● EXERCISE BRIEF
Below are the records; reproduce all of them exactly but without any images.

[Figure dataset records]

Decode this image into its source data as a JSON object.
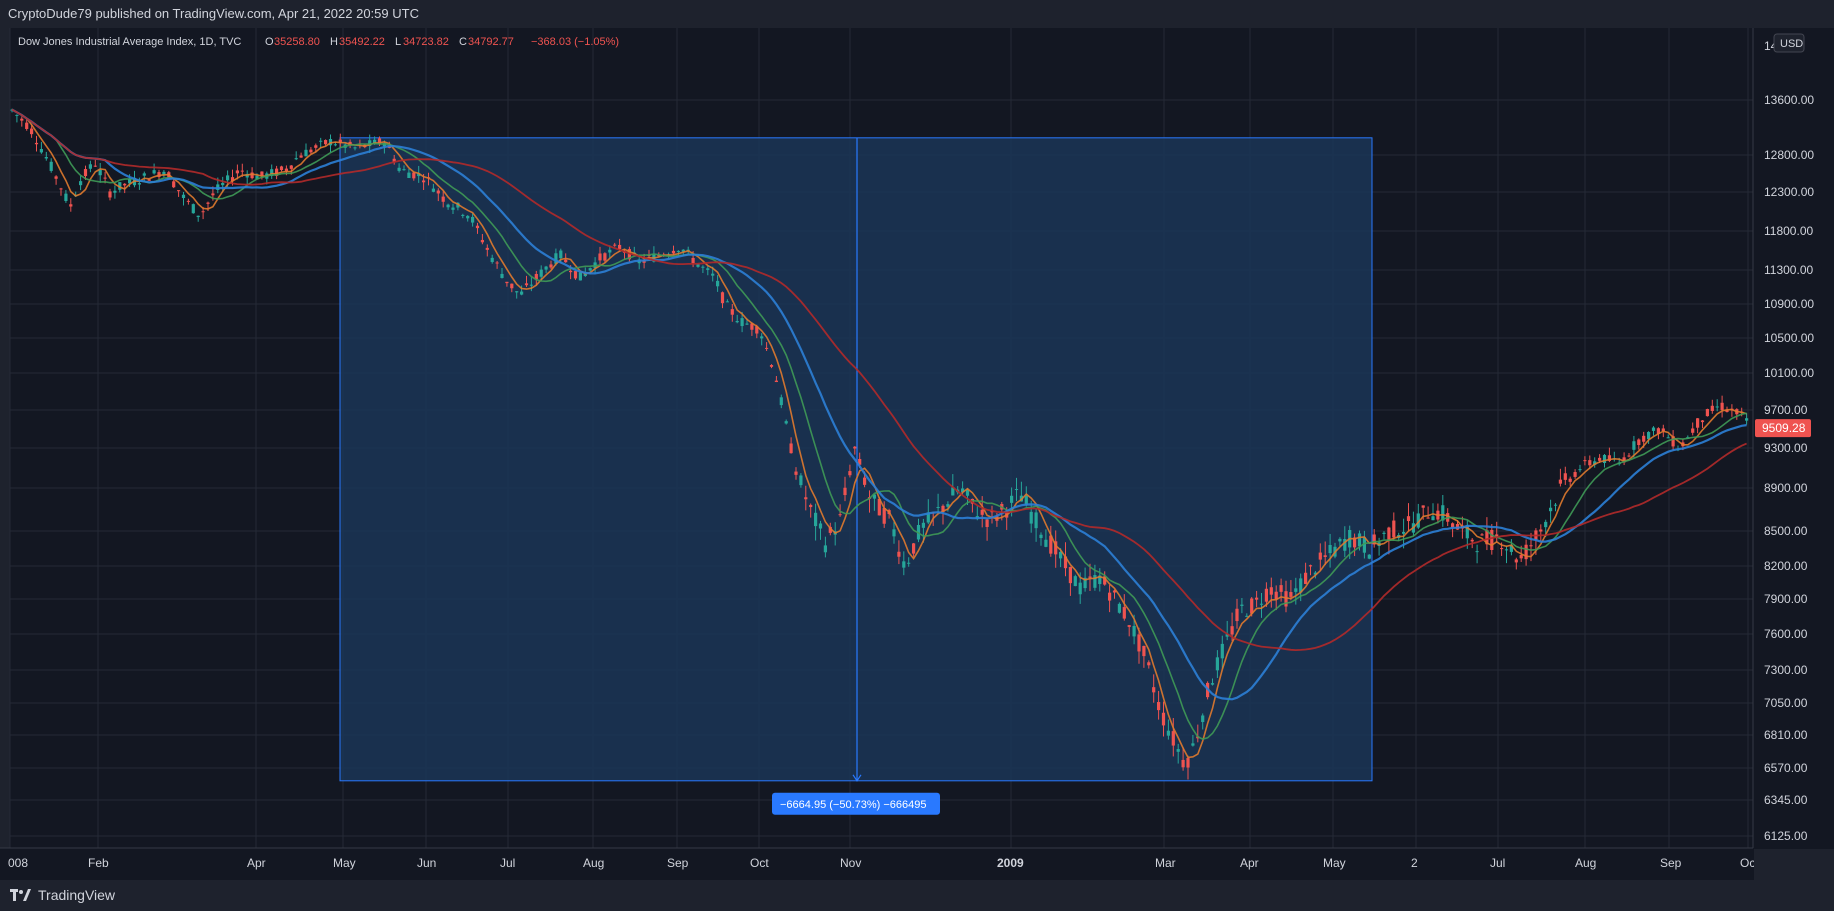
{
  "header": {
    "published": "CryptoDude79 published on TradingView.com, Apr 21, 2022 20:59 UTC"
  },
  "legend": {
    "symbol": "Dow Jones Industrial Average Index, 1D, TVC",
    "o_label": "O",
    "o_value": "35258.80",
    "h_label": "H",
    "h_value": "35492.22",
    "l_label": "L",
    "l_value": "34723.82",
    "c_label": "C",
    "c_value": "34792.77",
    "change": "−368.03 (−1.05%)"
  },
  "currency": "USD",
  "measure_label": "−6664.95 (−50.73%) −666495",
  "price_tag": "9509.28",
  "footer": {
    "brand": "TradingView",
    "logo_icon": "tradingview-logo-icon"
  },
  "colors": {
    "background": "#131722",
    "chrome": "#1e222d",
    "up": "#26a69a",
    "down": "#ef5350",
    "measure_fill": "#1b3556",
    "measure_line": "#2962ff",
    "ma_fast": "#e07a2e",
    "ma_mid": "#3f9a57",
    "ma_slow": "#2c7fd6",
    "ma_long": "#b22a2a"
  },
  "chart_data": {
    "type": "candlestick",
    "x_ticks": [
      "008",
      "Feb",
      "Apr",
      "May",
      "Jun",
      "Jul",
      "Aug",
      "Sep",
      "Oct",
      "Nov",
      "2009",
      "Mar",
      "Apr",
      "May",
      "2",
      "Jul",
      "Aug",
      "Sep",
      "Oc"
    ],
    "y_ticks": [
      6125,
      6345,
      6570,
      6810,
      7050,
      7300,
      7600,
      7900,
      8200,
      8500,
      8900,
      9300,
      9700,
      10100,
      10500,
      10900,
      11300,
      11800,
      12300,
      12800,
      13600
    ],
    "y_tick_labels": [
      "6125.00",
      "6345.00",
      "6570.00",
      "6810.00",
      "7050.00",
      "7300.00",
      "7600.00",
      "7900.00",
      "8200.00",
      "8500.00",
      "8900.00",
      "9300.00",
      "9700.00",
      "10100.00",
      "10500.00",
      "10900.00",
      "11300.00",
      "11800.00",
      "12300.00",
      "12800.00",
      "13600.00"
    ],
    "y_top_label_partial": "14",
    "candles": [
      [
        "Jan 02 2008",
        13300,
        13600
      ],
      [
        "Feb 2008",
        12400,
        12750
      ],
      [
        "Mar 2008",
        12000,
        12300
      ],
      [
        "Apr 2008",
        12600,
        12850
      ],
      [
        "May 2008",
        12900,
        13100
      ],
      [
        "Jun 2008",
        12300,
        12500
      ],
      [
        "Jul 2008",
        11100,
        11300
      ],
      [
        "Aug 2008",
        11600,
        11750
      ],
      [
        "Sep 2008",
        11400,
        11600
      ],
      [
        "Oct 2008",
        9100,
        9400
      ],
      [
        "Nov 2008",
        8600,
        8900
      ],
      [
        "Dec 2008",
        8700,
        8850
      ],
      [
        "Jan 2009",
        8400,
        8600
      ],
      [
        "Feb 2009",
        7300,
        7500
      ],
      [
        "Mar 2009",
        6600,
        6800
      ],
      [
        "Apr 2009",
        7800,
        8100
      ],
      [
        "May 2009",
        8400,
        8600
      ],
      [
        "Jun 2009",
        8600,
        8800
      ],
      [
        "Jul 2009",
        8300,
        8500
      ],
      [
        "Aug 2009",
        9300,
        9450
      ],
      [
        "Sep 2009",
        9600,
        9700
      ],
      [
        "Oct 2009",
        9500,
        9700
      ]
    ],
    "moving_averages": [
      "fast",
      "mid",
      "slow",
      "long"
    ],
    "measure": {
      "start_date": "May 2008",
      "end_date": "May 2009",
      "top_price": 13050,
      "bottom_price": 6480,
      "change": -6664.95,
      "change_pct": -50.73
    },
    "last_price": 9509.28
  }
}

● SOLUTION BELOW
Decode this image into its source data as a JSON object.
{
  "header": {
    "published": "CryptoDude79 published on TradingView.com, Apr 21, 2022 20:59 UTC"
  },
  "legend": {
    "symbol": "Dow Jones Industrial Average Index, 1D, TVC",
    "o_label": "O",
    "o_value": "35258.80",
    "h_label": "H",
    "h_value": "35492.22",
    "l_label": "L",
    "l_value": "34723.82",
    "c_label": "C",
    "c_value": "34792.77",
    "change": "−368.03 (−1.05%)"
  },
  "currency": "USD",
  "measure_label": "−6664.95 (−50.73%) −666495",
  "price_tag": "9509.28",
  "footer": {
    "brand": "TradingView",
    "logo_icon": "tradingview-logo-icon"
  },
  "colors": {
    "background": "#131722",
    "chrome": "#1e222d",
    "up": "#26a69a",
    "down": "#ef5350",
    "measure_fill": "#1b3556",
    "measure_line": "#2962ff",
    "ma_fast": "#e07a2e",
    "ma_mid": "#3f9a57",
    "ma_slow": "#2c7fd6",
    "ma_long": "#b22a2a"
  },
  "chart_data": {
    "type": "candlestick",
    "x_ticks": [
      "008",
      "Feb",
      "Apr",
      "May",
      "Jun",
      "Jul",
      "Aug",
      "Sep",
      "Oct",
      "Nov",
      "2009",
      "Mar",
      "Apr",
      "May",
      "2",
      "Jul",
      "Aug",
      "Sep",
      "Oc"
    ],
    "y_ticks": [
      6125,
      6345,
      6570,
      6810,
      7050,
      7300,
      7600,
      7900,
      8200,
      8500,
      8900,
      9300,
      9700,
      10100,
      10500,
      10900,
      11300,
      11800,
      12300,
      12800,
      13600
    ],
    "y_tick_labels": [
      "6125.00",
      "6345.00",
      "6570.00",
      "6810.00",
      "7050.00",
      "7300.00",
      "7600.00",
      "7900.00",
      "8200.00",
      "8500.00",
      "8900.00",
      "9300.00",
      "9700.00",
      "10100.00",
      "10500.00",
      "10900.00",
      "11300.00",
      "11800.00",
      "12300.00",
      "12800.00",
      "13600.00"
    ],
    "y_top_label_partial": "14",
    "candles": [
      [
        "Jan 02 2008",
        13300,
        13600
      ],
      [
        "Feb 2008",
        12400,
        12750
      ],
      [
        "Mar 2008",
        12000,
        12300
      ],
      [
        "Apr 2008",
        12600,
        12850
      ],
      [
        "May 2008",
        12900,
        13100
      ],
      [
        "Jun 2008",
        12300,
        12500
      ],
      [
        "Jul 2008",
        11100,
        11300
      ],
      [
        "Aug 2008",
        11600,
        11750
      ],
      [
        "Sep 2008",
        11400,
        11600
      ],
      [
        "Oct 2008",
        9100,
        9400
      ],
      [
        "Nov 2008",
        8600,
        8900
      ],
      [
        "Dec 2008",
        8700,
        8850
      ],
      [
        "Jan 2009",
        8400,
        8600
      ],
      [
        "Feb 2009",
        7300,
        7500
      ],
      [
        "Mar 2009",
        6600,
        6800
      ],
      [
        "Apr 2009",
        7800,
        8100
      ],
      [
        "May 2009",
        8400,
        8600
      ],
      [
        "Jun 2009",
        8600,
        8800
      ],
      [
        "Jul 2009",
        8300,
        8500
      ],
      [
        "Aug 2009",
        9300,
        9450
      ],
      [
        "Sep 2009",
        9600,
        9700
      ],
      [
        "Oct 2009",
        9500,
        9700
      ]
    ],
    "moving_averages": [
      "fast",
      "mid",
      "slow",
      "long"
    ],
    "measure": {
      "start_date": "May 2008",
      "end_date": "May 2009",
      "top_price": 13050,
      "bottom_price": 6480,
      "change": -6664.95,
      "change_pct": -50.73
    },
    "last_price": 9509.28
  }
}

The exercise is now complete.